## What is needed
From the listing below, pull each line that includes "content".

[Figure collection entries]
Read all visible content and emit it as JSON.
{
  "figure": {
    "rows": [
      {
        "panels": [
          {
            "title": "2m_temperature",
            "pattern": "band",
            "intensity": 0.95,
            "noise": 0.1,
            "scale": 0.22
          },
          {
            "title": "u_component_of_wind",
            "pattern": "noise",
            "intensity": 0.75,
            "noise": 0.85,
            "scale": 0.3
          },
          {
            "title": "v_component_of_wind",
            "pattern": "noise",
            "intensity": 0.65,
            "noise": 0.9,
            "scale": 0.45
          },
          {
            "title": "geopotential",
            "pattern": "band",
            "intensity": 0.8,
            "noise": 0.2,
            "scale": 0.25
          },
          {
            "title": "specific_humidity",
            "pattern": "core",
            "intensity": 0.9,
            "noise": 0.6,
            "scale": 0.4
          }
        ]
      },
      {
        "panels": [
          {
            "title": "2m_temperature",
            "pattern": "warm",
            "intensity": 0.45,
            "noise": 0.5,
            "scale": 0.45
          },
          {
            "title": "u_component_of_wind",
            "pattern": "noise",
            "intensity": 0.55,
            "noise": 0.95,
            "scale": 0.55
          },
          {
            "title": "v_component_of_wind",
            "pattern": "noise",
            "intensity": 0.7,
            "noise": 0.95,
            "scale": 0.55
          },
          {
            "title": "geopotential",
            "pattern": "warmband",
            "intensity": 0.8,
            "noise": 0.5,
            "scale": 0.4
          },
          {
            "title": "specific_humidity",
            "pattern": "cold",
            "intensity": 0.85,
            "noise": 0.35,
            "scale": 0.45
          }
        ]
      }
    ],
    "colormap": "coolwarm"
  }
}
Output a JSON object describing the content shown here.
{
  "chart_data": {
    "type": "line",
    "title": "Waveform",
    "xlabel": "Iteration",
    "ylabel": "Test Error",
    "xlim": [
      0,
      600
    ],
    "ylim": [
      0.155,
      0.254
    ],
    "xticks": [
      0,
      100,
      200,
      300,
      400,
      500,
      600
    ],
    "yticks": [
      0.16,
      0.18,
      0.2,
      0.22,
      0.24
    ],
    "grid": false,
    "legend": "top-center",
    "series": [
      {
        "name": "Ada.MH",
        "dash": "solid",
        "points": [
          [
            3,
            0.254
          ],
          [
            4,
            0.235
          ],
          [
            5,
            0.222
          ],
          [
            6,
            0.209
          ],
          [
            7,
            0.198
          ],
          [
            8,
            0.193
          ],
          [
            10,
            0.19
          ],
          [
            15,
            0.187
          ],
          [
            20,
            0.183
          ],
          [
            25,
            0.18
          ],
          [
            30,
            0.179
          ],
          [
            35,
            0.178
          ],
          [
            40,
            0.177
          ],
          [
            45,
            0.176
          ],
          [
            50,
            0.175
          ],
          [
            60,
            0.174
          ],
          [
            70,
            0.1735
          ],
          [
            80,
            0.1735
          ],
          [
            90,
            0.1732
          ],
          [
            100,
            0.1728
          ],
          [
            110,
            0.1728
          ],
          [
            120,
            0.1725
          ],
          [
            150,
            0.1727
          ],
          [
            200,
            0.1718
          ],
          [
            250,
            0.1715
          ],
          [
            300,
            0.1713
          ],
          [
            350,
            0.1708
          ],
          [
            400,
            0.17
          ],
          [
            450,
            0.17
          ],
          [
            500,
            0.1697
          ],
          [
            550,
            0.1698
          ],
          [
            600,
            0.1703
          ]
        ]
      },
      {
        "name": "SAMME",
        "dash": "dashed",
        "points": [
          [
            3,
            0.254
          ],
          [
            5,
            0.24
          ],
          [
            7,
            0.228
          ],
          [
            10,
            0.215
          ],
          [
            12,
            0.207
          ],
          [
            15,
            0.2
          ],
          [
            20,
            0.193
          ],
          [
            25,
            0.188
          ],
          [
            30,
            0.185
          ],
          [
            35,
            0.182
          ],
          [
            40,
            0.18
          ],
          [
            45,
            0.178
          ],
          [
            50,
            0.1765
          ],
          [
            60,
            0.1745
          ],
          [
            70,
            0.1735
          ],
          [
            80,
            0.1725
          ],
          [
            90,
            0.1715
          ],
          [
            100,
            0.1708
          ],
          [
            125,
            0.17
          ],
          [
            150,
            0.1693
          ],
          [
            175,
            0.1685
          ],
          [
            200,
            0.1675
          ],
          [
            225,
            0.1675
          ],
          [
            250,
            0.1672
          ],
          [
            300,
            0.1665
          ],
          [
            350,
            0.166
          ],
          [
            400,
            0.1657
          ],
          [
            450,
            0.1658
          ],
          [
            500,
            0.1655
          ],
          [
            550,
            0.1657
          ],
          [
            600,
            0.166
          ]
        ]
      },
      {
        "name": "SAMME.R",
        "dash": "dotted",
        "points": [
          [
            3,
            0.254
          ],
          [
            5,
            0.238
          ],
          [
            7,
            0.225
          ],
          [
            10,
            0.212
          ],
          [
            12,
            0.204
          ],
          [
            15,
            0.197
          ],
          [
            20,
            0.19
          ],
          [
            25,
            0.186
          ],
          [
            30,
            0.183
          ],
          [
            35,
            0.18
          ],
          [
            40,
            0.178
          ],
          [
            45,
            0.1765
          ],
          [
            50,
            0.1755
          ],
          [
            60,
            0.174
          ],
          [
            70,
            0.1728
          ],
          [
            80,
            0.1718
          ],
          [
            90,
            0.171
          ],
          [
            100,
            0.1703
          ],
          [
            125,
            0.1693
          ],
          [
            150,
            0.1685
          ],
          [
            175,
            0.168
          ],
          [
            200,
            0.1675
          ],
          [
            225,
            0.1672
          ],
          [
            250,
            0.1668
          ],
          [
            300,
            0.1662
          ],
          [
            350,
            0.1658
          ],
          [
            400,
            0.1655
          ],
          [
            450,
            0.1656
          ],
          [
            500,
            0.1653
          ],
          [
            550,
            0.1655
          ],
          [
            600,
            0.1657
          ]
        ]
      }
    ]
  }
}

## Result
Read all visible content and emit it as JSON.
Output a JSON object describing the content shown here.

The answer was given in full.